Behar Neziri

Personal information
- Date of birth: 6 January 2003 (age 23)
- Place of birth: Lauingen, Germany
- Height: 1.85 m (6 ft 1 in)
- Position: Defensive midfielder

Team information
- Current team: St. Gallen
- Number: 6

Youth career
- FC Augsburg
- 2016–2022: Bayern Munich

Senior career*
- Years: Team / Apps / (Gls)
- 2022–2023: Bayern Munich II / 17 / (0)
- 2023–2025: St. Gallen U21 / 29 / (4)
- 2024–2025: → FC Wil (loan) / 21 / (1)
- 2025–: St. Gallen / 17 / (0)

International career^{‡}
- 2018: Kosovo U16 / 2 / (0)
- 2021: Kosovo U19 / 3 / (0)
- 2022–: Kosovo U21 / 8 / (0)

= Behar Neziri =

Kosovan footballer (born 2003)

Behar Neziri (born 6 January 2003) is a Kosovan professional footballer who plays as a defensive midfielder for the Swiss Super League club St. Gallen. Born in Germany, he is a Kosovo youth international.

==Club career==
A youth product of German club FC Augsburg, Neziri joined the youth academy of Bundesliga giants Bayern Munich in 2016, and signed a contract with the latter on 30 April 2021 until 2023. He made his professional debut with Bayern Munich II in the Regionalliga in 2022.

On 3 July 2023, Neziri transferred to Swiss Super League club St. Gallen, signing a contract until 2025 and was assigned to their reserves in the Promotion League.

In August 2024, he extended his contract with St. Gallen until 2026, and joined FC Wil on loan for the 2024–25 season in the Swiss Challenge League.

In the summer of 2025, Neziri returned to St. Gallen and was promoted to their senior team, extending his contract until 2028.

==International career==
Born in Lauingen, Germany, Neziri is of Kosovan descent and holds dual German-Kosovan citizenship. He is a youth international for Kosovo, having played up to the Kosovo U21s.

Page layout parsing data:
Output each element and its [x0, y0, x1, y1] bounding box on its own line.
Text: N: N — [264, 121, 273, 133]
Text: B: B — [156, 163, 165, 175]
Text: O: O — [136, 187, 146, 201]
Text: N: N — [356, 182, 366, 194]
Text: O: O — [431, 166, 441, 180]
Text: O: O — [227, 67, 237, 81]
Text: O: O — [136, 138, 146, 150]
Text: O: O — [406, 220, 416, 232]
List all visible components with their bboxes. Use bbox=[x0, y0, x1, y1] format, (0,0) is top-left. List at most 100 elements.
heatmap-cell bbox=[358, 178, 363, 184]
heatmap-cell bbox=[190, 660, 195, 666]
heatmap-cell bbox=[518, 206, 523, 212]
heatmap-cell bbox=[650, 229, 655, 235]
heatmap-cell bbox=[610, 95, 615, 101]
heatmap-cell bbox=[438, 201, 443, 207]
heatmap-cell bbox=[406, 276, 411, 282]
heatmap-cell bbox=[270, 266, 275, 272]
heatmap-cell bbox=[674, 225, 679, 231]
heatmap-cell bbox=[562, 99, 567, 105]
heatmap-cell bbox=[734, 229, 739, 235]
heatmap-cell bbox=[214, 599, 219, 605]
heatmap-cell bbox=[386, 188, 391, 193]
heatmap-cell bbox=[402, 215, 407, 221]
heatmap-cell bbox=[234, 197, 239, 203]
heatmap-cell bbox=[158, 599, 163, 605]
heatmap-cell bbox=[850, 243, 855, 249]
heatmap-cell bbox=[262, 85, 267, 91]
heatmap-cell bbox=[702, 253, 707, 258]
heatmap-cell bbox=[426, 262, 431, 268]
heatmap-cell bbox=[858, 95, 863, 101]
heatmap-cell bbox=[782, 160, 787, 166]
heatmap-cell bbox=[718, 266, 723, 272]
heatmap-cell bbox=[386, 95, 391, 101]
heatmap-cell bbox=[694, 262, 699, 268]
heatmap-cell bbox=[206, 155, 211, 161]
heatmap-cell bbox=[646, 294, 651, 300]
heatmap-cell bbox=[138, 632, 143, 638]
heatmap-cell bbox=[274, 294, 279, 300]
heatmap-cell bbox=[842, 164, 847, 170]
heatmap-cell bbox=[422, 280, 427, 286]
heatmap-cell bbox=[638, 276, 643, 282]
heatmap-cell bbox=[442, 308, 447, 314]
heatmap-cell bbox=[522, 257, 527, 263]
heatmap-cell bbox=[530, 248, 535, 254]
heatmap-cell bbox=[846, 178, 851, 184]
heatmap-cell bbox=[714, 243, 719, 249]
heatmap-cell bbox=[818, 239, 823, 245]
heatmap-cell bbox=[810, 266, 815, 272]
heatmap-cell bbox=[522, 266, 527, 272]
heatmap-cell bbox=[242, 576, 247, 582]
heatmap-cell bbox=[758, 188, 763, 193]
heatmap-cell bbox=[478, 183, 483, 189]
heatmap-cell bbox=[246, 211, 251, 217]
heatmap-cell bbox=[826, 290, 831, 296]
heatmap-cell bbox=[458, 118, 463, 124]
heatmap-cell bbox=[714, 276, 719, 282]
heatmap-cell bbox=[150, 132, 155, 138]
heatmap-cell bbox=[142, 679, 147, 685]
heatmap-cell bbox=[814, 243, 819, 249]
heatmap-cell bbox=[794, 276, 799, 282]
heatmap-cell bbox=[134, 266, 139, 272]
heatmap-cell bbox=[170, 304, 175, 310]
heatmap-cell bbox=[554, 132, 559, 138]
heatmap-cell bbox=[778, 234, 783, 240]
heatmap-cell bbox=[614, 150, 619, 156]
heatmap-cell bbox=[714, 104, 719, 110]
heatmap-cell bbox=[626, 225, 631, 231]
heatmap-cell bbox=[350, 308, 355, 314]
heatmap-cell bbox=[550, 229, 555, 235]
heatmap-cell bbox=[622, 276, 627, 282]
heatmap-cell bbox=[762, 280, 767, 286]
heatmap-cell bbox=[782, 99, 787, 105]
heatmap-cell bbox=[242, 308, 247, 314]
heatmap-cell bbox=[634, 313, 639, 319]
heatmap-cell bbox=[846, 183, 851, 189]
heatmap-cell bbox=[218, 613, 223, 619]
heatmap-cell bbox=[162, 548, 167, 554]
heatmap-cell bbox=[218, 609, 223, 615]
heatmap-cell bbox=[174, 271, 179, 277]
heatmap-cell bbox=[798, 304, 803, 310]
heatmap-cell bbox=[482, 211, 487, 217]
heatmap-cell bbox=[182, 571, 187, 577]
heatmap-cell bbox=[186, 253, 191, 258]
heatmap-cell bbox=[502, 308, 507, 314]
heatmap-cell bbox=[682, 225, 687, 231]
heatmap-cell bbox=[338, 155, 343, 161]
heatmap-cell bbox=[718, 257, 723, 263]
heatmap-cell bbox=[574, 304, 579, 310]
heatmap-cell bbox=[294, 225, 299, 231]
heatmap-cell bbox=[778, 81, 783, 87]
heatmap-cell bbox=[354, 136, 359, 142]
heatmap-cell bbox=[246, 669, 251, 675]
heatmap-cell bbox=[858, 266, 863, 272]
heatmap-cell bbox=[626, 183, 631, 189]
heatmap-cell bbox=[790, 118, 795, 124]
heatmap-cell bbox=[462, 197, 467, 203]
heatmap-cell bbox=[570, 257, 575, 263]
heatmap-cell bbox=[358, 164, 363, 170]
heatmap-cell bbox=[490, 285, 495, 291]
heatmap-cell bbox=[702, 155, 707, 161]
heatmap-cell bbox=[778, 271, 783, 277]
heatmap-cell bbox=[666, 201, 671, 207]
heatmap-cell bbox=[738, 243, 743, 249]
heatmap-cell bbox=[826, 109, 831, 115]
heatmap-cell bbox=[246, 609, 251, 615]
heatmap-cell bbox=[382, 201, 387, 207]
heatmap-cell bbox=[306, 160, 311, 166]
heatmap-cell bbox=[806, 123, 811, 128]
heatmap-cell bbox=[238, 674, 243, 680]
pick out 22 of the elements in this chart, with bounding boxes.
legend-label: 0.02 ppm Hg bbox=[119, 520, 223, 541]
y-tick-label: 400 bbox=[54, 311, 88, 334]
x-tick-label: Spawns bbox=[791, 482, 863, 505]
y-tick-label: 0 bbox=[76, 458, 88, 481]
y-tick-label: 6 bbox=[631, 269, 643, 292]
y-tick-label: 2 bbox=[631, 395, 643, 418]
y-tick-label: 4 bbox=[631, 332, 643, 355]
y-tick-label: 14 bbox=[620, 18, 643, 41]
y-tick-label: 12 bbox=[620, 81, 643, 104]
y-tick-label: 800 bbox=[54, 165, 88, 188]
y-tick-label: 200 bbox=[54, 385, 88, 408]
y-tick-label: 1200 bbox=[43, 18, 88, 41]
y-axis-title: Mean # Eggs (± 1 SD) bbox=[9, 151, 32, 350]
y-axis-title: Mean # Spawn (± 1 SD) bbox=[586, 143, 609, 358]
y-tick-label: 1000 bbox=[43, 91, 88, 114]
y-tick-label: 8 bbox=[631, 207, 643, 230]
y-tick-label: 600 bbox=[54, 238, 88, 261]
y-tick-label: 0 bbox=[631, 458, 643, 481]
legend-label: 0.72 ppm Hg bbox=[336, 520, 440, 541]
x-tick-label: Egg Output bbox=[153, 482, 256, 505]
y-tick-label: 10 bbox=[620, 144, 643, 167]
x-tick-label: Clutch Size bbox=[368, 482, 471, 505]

TASK DETAILS:
Translate this sentence from the footballer profile into German: "In the summer of 2025, Neziri returned to St. Gallen and was promoted to their senior team, extending his contract until 2028."

ANSWER SECTION:
Im Sommer 2025 kehrte Neziri nach St. Gallen zurück und wurde in die erste Mannschaft befördert, wobei er seinen Vertrag bis 2028 verlängerte.